* [Work required]: Copy the data below word for word, from the line with "List every element" up to and including the line with "audio-dropdown[interactable]: 🔈 Sem áudio ⌄ [414,226,554,241]". Leave the pictures out of your copy.

* [Records provided]:
• • • • • • •

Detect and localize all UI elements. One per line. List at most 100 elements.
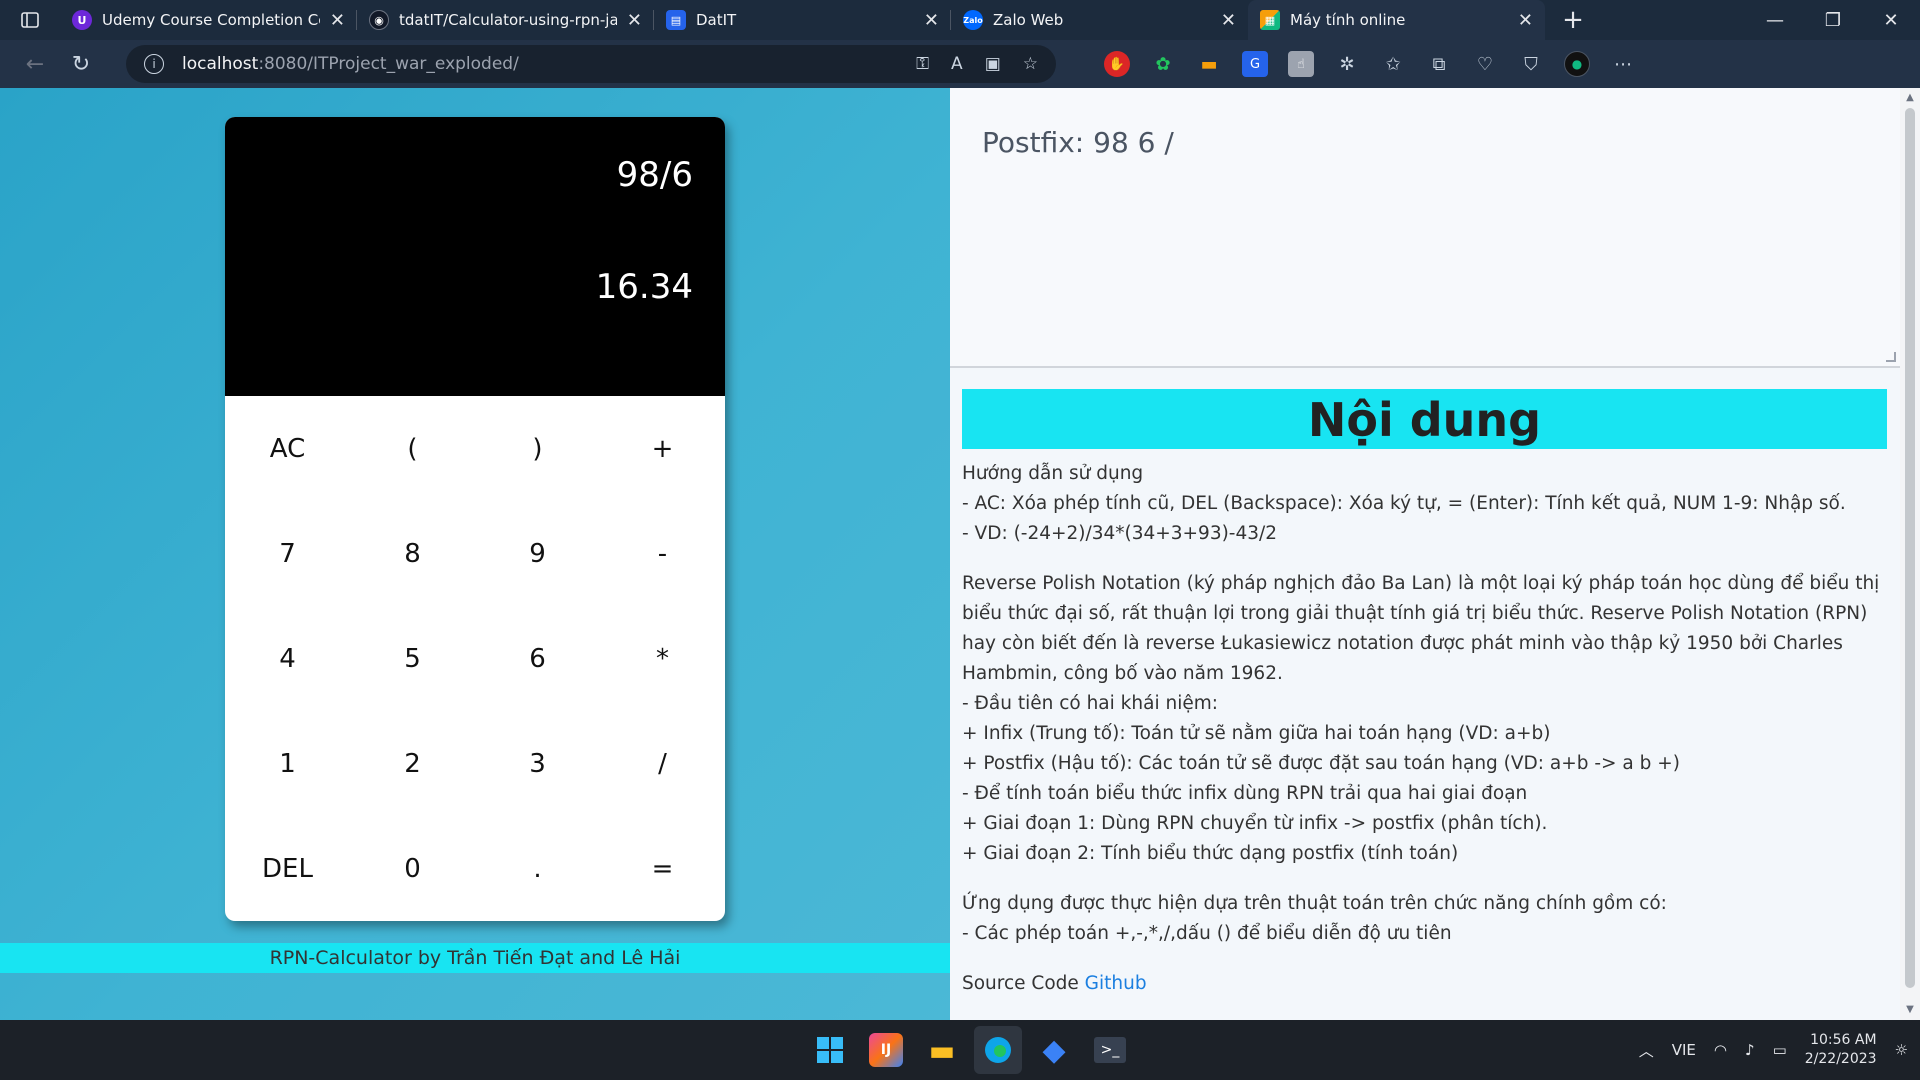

• • • • • • •

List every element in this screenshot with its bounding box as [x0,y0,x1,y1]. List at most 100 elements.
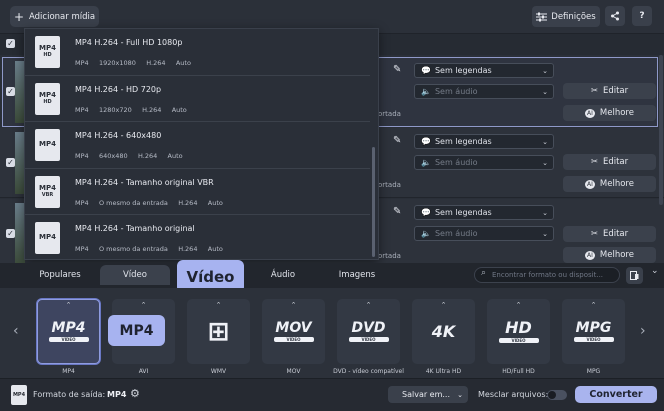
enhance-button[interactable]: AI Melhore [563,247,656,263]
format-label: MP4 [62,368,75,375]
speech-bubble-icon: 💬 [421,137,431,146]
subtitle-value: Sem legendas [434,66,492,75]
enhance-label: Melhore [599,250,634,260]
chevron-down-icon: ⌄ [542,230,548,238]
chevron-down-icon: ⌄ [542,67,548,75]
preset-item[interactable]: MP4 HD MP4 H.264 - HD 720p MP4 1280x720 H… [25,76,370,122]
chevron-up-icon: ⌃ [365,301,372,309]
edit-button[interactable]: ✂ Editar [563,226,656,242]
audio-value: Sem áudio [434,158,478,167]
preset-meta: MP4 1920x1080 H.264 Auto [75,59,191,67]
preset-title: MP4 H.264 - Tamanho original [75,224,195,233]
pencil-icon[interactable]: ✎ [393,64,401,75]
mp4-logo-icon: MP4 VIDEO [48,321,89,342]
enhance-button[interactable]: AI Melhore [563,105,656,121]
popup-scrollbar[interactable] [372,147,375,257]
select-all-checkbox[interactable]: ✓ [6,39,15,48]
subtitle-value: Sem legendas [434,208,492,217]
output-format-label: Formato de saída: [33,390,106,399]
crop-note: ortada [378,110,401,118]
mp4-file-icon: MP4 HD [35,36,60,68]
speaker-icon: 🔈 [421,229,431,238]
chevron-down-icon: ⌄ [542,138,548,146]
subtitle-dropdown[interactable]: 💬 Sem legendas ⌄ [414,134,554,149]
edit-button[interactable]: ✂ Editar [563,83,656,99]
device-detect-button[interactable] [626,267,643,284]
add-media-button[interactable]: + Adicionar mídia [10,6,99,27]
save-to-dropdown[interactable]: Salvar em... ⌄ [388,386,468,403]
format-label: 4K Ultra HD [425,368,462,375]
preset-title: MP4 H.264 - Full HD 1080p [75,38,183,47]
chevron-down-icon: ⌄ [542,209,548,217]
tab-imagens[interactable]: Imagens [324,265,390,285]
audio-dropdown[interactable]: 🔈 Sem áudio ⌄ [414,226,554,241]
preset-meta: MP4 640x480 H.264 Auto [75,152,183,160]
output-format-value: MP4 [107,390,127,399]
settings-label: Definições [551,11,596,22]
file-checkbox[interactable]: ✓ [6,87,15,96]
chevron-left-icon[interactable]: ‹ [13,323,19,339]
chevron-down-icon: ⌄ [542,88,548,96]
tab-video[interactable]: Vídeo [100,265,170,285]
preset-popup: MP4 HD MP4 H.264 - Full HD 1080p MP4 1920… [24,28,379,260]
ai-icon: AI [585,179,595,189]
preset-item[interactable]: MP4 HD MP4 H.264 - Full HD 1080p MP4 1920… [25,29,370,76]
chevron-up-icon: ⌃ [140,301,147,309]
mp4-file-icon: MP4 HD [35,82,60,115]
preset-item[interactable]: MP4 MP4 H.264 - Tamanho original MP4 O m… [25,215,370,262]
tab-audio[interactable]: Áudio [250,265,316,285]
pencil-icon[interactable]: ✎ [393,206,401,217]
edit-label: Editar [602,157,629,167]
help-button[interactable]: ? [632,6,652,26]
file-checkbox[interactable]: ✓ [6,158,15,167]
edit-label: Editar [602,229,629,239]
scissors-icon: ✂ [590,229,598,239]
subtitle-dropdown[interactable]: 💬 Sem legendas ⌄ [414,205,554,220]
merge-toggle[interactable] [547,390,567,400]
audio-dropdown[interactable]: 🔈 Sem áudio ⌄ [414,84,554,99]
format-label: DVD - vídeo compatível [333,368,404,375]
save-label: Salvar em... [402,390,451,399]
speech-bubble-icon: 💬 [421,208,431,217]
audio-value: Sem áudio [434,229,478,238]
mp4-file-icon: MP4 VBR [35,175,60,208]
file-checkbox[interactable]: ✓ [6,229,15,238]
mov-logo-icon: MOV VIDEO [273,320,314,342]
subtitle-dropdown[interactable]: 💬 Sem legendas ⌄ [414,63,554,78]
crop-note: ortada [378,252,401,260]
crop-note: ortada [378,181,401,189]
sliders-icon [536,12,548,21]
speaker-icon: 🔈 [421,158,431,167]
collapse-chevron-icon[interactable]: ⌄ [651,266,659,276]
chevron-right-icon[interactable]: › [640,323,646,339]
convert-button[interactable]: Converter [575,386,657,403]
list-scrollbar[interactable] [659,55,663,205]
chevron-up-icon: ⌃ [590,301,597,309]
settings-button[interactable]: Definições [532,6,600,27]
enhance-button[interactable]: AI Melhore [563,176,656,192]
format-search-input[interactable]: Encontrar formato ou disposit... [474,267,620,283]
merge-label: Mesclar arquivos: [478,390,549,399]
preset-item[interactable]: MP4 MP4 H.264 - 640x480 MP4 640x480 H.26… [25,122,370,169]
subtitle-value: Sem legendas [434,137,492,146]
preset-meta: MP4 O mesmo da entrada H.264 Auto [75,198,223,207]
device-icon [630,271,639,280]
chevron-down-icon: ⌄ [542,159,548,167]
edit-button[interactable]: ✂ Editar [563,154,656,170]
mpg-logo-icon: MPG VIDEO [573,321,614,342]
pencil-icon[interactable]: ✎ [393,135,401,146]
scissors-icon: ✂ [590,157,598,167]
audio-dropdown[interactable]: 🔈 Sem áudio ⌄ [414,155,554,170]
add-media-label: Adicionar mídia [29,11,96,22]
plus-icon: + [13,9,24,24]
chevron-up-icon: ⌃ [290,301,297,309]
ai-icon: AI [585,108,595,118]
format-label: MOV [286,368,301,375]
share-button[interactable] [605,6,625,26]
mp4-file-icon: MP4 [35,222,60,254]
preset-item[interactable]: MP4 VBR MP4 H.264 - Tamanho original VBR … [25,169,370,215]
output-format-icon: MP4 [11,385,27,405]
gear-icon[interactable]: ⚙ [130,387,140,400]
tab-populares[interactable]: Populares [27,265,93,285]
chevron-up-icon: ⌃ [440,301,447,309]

• • • • • • •

* [Right answer]:
List every element in this screenshot with its bounding box as [x0,y0,x1,y1]. List at most 100 elements.
enhance-button[interactable]: AI Melhore [563,247,656,263]
format-label: MP4 [62,368,75,375]
speech-bubble-icon: 💬 [421,137,431,146]
subtitle-value: Sem legendas [434,66,492,75]
enhance-label: Melhore [599,250,634,260]
chevron-down-icon: ⌄ [542,230,548,238]
chevron-down-icon: ⌄ [542,67,548,75]
preset-item[interactable]: MP4 HD MP4 H.264 - HD 720p MP4 1280x720 H… [25,76,370,122]
chevron-up-icon: ⌃ [365,301,372,309]
edit-button[interactable]: ✂ Editar [563,226,656,242]
audio-value: Sem áudio [434,158,478,167]
preset-meta: MP4 1920x1080 H.264 Auto [75,59,191,67]
preset-title: MP4 H.264 - Tamanho original [75,224,195,233]
pencil-icon[interactable]: ✎ [393,64,401,75]
mp4-logo-icon: MP4 VIDEO [48,321,89,342]
enhance-button[interactable]: AI Melhore [563,105,656,121]
popup-scrollbar[interactable] [372,147,375,257]
select-all-checkbox[interactable]: ✓ [6,39,15,48]
subtitle-value: Sem legendas [434,208,492,217]
output-format-label: Formato de saída: [33,390,106,399]
crop-note: ortada [378,110,401,118]
mp4-file-icon: MP4 HD [35,36,60,68]
speaker-icon: 🔈 [421,229,431,238]
chevron-down-icon: ⌄ [542,138,548,146]
subtitle-dropdown[interactable]: 💬 Sem legendas ⌄ [414,134,554,149]
edit-button[interactable]: ✂ Editar [563,83,656,99]
device-detect-button[interactable] [626,267,643,284]
add-media-button[interactable]: + Adicionar mídia [10,6,99,27]
save-to-dropdown[interactable]: Salvar em... ⌄ [388,386,468,403]
format-label: 4K Ultra HD [425,368,462,375]
preset-title: MP4 H.264 - Full HD 1080p [75,38,183,47]
chevron-down-icon: ⌄ [542,209,548,217]
tab-imagens[interactable]: Imagens [324,265,390,285]
audio-dropdown[interactable]: 🔈 Sem áudio ⌄ [414,226,554,241]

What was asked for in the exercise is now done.